» **Problem requirements**:
Give only the number of lines in the listing below where the string "labels" occurs.

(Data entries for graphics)
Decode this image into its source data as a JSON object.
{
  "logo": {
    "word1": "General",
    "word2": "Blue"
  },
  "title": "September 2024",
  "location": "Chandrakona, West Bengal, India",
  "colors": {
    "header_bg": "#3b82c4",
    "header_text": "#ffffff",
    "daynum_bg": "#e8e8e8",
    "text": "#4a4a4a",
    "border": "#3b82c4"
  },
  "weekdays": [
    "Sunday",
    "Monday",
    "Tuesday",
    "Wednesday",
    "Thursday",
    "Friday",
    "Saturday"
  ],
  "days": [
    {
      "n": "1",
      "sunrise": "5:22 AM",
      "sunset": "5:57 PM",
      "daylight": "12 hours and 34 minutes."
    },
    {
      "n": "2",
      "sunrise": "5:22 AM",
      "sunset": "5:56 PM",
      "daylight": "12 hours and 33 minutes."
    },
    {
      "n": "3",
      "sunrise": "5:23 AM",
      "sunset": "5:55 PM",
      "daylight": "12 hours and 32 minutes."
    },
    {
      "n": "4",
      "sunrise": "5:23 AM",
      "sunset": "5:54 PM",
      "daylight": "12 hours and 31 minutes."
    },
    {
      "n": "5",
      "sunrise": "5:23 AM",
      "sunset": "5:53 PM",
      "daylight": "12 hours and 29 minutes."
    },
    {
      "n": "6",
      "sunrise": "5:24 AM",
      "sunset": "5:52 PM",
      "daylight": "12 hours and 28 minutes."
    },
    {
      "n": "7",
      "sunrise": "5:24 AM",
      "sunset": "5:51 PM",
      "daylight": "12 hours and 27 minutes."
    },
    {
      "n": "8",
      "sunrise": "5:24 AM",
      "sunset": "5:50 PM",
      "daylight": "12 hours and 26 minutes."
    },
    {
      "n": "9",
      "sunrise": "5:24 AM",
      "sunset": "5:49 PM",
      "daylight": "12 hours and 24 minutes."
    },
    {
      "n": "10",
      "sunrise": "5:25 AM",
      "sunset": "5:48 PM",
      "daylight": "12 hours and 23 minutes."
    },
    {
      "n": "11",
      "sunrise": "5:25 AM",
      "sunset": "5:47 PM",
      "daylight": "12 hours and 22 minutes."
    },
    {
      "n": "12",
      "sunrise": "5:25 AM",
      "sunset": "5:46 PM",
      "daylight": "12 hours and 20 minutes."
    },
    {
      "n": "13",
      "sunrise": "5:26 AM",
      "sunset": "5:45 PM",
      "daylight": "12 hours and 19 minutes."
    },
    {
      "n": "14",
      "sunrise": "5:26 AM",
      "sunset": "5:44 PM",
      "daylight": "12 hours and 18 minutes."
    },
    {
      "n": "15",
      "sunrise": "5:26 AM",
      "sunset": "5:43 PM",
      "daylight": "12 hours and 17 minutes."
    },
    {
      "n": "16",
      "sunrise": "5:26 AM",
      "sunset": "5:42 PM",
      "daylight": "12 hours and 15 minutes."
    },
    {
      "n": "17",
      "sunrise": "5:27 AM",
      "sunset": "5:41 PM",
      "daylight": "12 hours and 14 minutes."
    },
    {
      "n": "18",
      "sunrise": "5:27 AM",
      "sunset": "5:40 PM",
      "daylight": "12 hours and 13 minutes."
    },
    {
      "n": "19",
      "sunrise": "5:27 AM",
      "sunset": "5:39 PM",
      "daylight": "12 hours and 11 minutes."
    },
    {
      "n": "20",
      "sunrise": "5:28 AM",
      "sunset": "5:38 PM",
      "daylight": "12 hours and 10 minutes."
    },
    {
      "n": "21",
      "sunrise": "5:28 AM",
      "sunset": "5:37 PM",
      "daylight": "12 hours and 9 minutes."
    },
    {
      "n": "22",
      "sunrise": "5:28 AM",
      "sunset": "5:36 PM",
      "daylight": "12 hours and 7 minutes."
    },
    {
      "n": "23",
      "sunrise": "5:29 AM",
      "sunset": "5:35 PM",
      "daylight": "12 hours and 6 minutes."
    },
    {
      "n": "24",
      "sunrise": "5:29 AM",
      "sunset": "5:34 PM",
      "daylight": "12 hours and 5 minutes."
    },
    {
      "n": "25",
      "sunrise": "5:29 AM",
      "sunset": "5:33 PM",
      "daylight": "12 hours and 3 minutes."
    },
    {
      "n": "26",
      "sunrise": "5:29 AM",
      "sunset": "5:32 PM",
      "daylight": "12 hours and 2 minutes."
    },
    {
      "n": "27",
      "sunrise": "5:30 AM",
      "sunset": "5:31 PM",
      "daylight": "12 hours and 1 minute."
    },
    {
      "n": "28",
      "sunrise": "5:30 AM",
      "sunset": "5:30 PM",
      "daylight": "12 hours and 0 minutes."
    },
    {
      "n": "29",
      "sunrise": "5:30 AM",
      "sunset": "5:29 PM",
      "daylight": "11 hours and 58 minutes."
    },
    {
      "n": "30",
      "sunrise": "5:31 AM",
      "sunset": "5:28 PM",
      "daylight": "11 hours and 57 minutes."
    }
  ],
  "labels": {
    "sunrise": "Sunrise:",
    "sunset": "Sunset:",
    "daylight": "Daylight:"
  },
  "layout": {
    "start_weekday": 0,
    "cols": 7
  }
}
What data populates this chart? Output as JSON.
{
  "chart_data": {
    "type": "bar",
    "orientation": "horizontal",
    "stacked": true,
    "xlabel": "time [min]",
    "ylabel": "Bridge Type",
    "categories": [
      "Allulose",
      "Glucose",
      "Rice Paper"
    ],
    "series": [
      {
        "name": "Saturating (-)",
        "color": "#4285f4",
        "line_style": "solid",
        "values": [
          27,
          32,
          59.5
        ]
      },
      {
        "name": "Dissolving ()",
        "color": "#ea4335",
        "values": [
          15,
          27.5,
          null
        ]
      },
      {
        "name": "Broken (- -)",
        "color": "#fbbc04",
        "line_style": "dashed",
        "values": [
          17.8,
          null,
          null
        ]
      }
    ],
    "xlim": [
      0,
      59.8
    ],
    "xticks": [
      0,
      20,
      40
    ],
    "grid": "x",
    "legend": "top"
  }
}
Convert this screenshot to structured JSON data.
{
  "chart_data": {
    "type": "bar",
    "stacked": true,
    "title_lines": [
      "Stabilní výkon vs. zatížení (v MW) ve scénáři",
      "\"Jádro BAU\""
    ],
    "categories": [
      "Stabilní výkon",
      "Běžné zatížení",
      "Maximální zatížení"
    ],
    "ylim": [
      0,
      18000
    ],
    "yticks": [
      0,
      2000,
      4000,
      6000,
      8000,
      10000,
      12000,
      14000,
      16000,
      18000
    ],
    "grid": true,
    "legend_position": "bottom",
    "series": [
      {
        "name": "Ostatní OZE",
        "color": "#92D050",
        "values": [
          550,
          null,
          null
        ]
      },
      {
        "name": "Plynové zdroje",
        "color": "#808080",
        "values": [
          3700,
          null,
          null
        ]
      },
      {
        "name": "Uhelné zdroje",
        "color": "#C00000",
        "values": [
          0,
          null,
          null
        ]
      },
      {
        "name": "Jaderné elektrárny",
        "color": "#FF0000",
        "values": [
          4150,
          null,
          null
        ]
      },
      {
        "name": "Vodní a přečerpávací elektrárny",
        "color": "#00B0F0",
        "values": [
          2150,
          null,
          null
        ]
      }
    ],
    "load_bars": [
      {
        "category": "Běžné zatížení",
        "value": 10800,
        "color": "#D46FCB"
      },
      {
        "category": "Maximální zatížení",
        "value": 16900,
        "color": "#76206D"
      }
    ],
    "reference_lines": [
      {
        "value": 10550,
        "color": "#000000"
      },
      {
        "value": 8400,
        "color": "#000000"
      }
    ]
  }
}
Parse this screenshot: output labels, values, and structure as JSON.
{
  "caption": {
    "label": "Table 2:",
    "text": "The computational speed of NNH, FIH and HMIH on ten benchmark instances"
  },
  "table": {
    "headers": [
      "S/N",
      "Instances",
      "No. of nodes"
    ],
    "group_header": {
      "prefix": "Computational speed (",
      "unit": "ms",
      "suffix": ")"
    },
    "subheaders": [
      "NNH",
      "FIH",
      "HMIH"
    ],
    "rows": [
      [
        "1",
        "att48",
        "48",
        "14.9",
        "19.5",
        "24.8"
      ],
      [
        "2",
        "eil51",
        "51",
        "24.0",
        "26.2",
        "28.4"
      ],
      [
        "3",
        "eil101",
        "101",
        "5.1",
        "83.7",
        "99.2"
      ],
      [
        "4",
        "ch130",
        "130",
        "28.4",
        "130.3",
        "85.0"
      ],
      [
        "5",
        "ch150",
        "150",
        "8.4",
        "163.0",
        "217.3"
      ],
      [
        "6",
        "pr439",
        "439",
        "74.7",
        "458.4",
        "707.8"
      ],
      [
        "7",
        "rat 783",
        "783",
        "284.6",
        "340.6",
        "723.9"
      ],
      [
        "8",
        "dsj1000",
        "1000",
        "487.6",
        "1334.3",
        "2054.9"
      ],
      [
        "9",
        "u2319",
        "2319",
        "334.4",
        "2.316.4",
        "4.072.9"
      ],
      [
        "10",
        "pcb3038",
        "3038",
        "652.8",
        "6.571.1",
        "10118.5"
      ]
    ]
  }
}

» **Result of this task**:
2